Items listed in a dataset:
━━━━━━━━━━
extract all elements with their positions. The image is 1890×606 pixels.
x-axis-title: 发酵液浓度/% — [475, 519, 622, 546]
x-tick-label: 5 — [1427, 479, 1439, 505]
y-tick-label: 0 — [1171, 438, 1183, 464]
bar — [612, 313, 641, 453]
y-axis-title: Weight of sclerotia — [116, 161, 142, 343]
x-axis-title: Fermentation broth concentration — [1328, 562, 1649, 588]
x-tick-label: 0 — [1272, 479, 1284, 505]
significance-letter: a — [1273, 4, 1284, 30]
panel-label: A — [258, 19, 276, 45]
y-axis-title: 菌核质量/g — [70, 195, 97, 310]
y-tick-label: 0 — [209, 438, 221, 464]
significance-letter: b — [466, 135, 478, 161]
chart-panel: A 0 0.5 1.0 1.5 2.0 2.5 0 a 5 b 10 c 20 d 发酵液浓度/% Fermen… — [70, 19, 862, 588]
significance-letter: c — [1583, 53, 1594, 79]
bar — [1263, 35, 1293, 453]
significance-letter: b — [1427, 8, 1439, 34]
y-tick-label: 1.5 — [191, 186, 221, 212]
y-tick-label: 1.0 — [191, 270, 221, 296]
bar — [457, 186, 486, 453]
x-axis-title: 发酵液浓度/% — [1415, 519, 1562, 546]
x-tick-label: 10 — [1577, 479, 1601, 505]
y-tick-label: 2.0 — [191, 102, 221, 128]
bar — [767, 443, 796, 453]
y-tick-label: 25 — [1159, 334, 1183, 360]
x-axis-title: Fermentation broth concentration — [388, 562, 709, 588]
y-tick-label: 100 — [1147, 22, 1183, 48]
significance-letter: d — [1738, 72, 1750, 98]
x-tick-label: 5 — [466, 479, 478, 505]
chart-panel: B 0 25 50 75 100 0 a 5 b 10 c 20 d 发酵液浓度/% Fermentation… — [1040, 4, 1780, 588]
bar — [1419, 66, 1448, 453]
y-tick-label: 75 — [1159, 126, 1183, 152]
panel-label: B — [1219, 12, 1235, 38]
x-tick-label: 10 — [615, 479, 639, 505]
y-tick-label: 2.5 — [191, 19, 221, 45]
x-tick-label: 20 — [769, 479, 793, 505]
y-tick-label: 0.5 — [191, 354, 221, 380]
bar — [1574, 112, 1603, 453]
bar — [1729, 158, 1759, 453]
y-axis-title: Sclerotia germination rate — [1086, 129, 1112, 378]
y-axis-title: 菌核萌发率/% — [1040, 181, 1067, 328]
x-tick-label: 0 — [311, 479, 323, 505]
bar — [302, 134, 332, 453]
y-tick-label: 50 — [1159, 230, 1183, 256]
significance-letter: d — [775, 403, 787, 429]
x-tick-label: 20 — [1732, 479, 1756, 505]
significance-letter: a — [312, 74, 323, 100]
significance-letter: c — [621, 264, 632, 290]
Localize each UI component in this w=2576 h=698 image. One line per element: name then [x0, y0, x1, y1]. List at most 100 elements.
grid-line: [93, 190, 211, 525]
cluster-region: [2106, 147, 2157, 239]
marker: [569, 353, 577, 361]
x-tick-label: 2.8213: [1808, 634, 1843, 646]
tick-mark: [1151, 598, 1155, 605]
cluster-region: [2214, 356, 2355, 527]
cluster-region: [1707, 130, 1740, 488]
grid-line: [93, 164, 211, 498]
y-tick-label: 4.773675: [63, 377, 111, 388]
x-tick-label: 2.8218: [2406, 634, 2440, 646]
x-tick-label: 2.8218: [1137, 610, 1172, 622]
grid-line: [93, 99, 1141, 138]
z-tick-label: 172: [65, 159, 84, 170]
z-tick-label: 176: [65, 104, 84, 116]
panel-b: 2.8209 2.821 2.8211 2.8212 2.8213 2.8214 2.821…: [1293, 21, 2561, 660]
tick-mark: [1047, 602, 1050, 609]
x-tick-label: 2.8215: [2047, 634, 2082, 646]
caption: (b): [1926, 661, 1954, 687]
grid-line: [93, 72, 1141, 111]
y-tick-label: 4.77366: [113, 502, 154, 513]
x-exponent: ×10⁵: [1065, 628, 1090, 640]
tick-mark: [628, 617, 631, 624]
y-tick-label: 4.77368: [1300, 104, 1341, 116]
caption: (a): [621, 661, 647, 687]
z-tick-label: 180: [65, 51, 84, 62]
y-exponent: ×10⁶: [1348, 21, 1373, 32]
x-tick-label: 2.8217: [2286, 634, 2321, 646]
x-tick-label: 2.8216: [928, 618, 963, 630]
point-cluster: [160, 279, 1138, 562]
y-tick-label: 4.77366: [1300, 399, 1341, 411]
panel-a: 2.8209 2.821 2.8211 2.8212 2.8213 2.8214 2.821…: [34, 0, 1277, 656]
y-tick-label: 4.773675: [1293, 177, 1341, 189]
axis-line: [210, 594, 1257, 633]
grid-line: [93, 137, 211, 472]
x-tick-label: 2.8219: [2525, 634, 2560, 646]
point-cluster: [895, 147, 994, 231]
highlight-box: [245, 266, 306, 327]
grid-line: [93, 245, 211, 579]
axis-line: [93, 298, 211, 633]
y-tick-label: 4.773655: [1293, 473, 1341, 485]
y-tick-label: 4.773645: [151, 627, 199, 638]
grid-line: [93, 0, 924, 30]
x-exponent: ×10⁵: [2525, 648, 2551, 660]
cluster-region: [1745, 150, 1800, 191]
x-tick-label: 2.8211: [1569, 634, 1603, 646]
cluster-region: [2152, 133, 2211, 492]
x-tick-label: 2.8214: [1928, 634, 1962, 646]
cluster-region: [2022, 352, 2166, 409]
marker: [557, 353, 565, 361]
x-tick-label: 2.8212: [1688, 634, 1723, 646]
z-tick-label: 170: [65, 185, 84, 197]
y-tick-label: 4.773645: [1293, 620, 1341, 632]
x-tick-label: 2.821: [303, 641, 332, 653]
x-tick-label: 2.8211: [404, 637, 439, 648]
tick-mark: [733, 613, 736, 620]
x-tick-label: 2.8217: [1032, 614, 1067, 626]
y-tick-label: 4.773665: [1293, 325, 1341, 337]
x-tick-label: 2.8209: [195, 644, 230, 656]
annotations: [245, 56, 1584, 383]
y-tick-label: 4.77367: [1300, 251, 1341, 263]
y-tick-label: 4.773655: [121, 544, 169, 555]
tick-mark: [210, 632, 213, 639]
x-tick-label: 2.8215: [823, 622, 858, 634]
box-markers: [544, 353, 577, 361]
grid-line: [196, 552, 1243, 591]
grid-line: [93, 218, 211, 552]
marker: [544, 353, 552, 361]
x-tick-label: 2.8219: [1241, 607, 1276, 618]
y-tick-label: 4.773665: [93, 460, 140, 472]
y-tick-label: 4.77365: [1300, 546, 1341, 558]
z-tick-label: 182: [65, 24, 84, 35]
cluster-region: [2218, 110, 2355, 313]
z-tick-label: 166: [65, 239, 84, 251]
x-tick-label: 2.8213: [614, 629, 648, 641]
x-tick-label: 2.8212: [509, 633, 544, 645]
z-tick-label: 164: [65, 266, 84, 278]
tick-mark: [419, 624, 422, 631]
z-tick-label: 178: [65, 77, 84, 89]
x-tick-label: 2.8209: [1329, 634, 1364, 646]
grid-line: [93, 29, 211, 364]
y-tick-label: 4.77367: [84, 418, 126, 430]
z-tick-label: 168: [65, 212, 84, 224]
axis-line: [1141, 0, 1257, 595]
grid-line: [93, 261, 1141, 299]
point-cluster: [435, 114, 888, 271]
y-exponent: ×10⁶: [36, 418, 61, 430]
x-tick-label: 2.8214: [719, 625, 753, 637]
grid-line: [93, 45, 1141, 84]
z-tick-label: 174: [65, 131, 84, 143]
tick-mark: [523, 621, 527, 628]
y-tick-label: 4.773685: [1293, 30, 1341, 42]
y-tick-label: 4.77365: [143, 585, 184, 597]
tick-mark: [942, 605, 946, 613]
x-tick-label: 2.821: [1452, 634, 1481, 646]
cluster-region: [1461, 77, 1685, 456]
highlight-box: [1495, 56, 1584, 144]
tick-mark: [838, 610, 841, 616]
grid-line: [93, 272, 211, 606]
━━━━━━━━━━
Copy everything from the start of the entries down to the line containing "significance-letter: a — [312, 74, 323, 100]", including that line.

extract all elements with their positions. The image is 1890×606 pixels.
x-axis-title: 发酵液浓度/% — [475, 519, 622, 546]
x-tick-label: 5 — [1427, 479, 1439, 505]
y-tick-label: 0 — [1171, 438, 1183, 464]
bar — [612, 313, 641, 453]
y-axis-title: Weight of sclerotia — [116, 161, 142, 343]
x-axis-title: Fermentation broth concentration — [1328, 562, 1649, 588]
x-tick-label: 0 — [1272, 479, 1284, 505]
significance-letter: a — [1273, 4, 1284, 30]
panel-label: A — [258, 19, 276, 45]
y-axis-title: 菌核质量/g — [70, 195, 97, 310]
y-tick-label: 0 — [209, 438, 221, 464]
significance-letter: b — [466, 135, 478, 161]
chart-panel: A 0 0.5 1.0 1.5 2.0 2.5 0 a 5 b 10 c 20 d 发酵液浓度/% Fermen… — [70, 19, 862, 588]
significance-letter: c — [1583, 53, 1594, 79]
bar — [1263, 35, 1293, 453]
significance-letter: b — [1427, 8, 1439, 34]
y-tick-label: 1.5 — [191, 186, 221, 212]
y-tick-label: 1.0 — [191, 270, 221, 296]
bar — [457, 186, 486, 453]
x-axis-title: 发酵液浓度/% — [1415, 519, 1562, 546]
x-tick-label: 10 — [1577, 479, 1601, 505]
y-tick-label: 2.0 — [191, 102, 221, 128]
bar — [767, 443, 796, 453]
y-tick-label: 25 — [1159, 334, 1183, 360]
x-axis-title: Fermentation broth concentration — [388, 562, 709, 588]
y-tick-label: 100 — [1147, 22, 1183, 48]
significance-letter: d — [1738, 72, 1750, 98]
x-tick-label: 5 — [466, 479, 478, 505]
chart-panel: B 0 25 50 75 100 0 a 5 b 10 c 20 d 发酵液浓度/% Fermentation… — [1040, 4, 1780, 588]
bar — [1419, 66, 1448, 453]
y-tick-label: 75 — [1159, 126, 1183, 152]
panel-label: B — [1219, 12, 1235, 38]
x-tick-label: 10 — [615, 479, 639, 505]
y-tick-label: 2.5 — [191, 19, 221, 45]
x-tick-label: 20 — [769, 479, 793, 505]
y-tick-label: 0.5 — [191, 354, 221, 380]
bar — [1574, 112, 1603, 453]
bar — [1729, 158, 1759, 453]
y-axis-title: Sclerotia germination rate — [1086, 129, 1112, 378]
y-axis-title: 菌核萌发率/% — [1040, 181, 1067, 328]
x-tick-label: 0 — [311, 479, 323, 505]
bar — [302, 134, 332, 453]
y-tick-label: 50 — [1159, 230, 1183, 256]
significance-letter: d — [775, 403, 787, 429]
x-tick-label: 20 — [1732, 479, 1756, 505]
significance-letter: a — [312, 74, 323, 100]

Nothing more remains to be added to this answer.